__Data for this task__
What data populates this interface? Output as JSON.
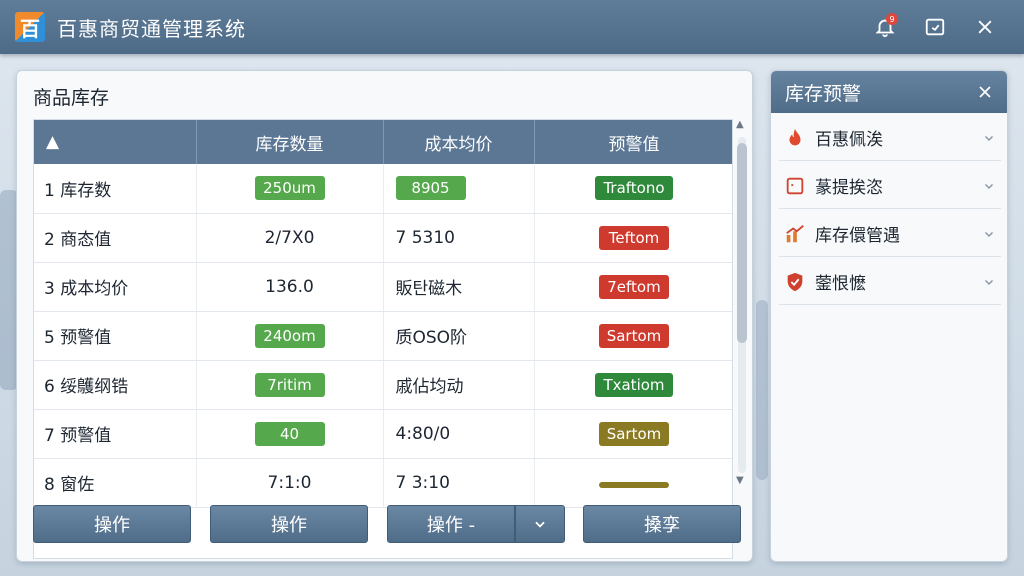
{
  "app": {
    "title": "百惠商贸通管理系统",
    "logo_text": "百",
    "notification_count": "9"
  },
  "main": {
    "title": "商品库存",
    "columns": [
      "▲",
      "库存数量",
      "成本均价",
      "预警值"
    ],
    "rows": [
      {
        "name": "1  库存数",
        "qty": "250um",
        "qty_color": "#55a84b",
        "cost": "8905",
        "cost_color": "#55a84b",
        "warn": "Traftono",
        "warn_color": "#2e8a3a"
      },
      {
        "name": "2  商态值",
        "qty": "2/7X0",
        "qty_color": "",
        "cost": "7  5310",
        "cost_color": "",
        "warn": "Teftom",
        "warn_color": "#cf3a2f"
      },
      {
        "name": "3  成本均价",
        "qty": "136.0",
        "qty_color": "",
        "cost": "販탄磁木",
        "cost_color": "",
        "warn": "7eftom",
        "warn_color": "#cf3a2f"
      },
      {
        "name": "5  预警值",
        "qty": "240om",
        "qty_color": "#55a84b",
        "cost": "质OSO阶",
        "cost_color": "",
        "warn": "Sartom",
        "warn_color": "#cf3a2f"
      },
      {
        "name": "6  绥鸌纲锆",
        "qty": "7ritim",
        "qty_color": "#55a84b",
        "cost": "戚佔均动",
        "cost_color": "",
        "warn": "Txatiom",
        "warn_color": "#2e8a3a"
      },
      {
        "name": "7  预警值",
        "qty": "40",
        "qty_color": "#55a84b",
        "cost": "4:80/0",
        "cost_color": "",
        "warn": "Sartom",
        "warn_color": "#8b7a24"
      },
      {
        "name": "8  窗佐",
        "qty": "7:1:0",
        "qty_color": "",
        "cost": "7  3:10",
        "cost_color": "",
        "warn": "",
        "warn_color": "#8b7a24"
      }
    ],
    "buttons": [
      "操作",
      "操作",
      "操作 -",
      "搡孪"
    ]
  },
  "side": {
    "title": "库存预警",
    "items": [
      {
        "label": "百惠佩涘",
        "icon": "fire-icon"
      },
      {
        "label": "蒃提挨恣",
        "icon": "calendar-icon"
      },
      {
        "label": "库存儇管遇",
        "icon": "chart-icon"
      },
      {
        "label": "蓥恨懡",
        "icon": "shield-icon"
      }
    ]
  },
  "colors": {
    "header": "#5b7794",
    "accent_red": "#cf3a2f",
    "accent_green": "#55a84b"
  }
}
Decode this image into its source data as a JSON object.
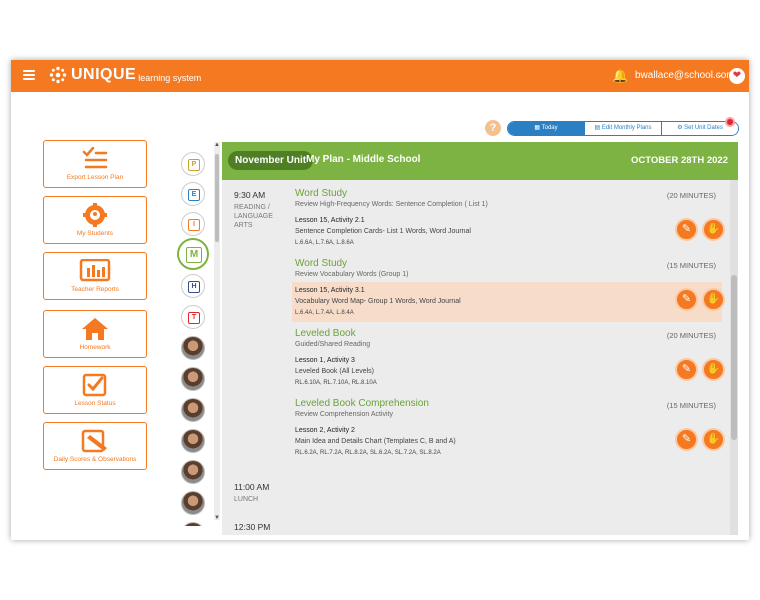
{
  "header": {
    "logo_word": "UNIQUE",
    "logo_sub": "learning system",
    "user_email": "bwallace@school.com"
  },
  "view_tabs": [
    "Today",
    "Edit Monthly Plans",
    "Set Unit Dates"
  ],
  "sidebar": [
    {
      "label": "Export Lesson Plan",
      "icon": "checklist-icon"
    },
    {
      "label": "My Students",
      "icon": "students-gear-icon"
    },
    {
      "label": "Teacher Reports",
      "icon": "bar-chart-icon"
    },
    {
      "label": "Homework",
      "icon": "house-icon"
    },
    {
      "label": "Lesson Status",
      "icon": "checkbox-icon"
    },
    {
      "label": "Daily Scores & Observations",
      "icon": "clipboard-pencil-icon"
    }
  ],
  "level_icons": [
    {
      "letter": "P",
      "color": "#c9a227"
    },
    {
      "letter": "E",
      "color": "#2b80c4"
    },
    {
      "letter": "I",
      "color": "#f47920"
    },
    {
      "letter": "M",
      "color": "#7cb342"
    },
    {
      "letter": "H",
      "color": "#3a4a8a"
    },
    {
      "letter": "T",
      "color": "#e3242b"
    }
  ],
  "plan": {
    "unit": "November Unit",
    "name": "My Plan - Middle School",
    "date": "OCTOBER 28TH 2022",
    "block": {
      "time": "9:30 AM",
      "subject": "READING / LANGUAGE ARTS"
    },
    "activities": [
      {
        "title": "Word Study",
        "sub": "Review High-Frequency Words: Sentence Completion ( List 1)",
        "minutes": "(20 MINUTES)",
        "lesson": "Lesson 15, Activity 2.1",
        "desc": "Sentence Completion Cards- List 1 Words, Word Journal",
        "standards": "L.6.6A, L.7.6A, L.8.6A"
      },
      {
        "title": "Word Study",
        "sub": "Review Vocabulary Words (Group 1)",
        "minutes": "(15 MINUTES)",
        "lesson": "Lesson 15, Activity 3.1",
        "desc": "Vocabulary Word Map- Group 1 Words, Word Journal",
        "standards": "L.6.4A, L.7.4A, L.8.4A"
      },
      {
        "title": "Leveled Book",
        "sub": "Guided/Shared Reading",
        "minutes": "(20 MINUTES)",
        "lesson": "Lesson 1, Activity 3",
        "desc": "Leveled Book (All Levels)",
        "standards": "RL.6.10A, RL.7.10A, RL.8.10A"
      },
      {
        "title": "Leveled Book Comprehension",
        "sub": "Review Comprehension Activity",
        "minutes": "(15 MINUTES)",
        "lesson": "Lesson 2, Activity 2",
        "desc": "Main Idea and Details Chart (Templates C, B and A)",
        "standards": "RL.6.2A, RL.7.2A, RL.8.2A, SL.6.2A, SL.7.2A, SL.8.2A"
      }
    ],
    "later_blocks": [
      {
        "time": "11:00 AM",
        "subject": "LUNCH"
      },
      {
        "time": "12:30 PM",
        "subject": ""
      }
    ]
  }
}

__Exercise task__
Go through the records above, find every line with the word "Words", and list those lines.

__Solution__
        "sub": "Review High-Frequency Words: Sentence Completion ( List 1)",
        "desc": "Sentence Completion Cards- List 1 Words, Word Journal",
        "sub": "Review Vocabulary Words (Group 1)",
        "desc": "Vocabulary Word Map- Group 1 Words, Word Journal",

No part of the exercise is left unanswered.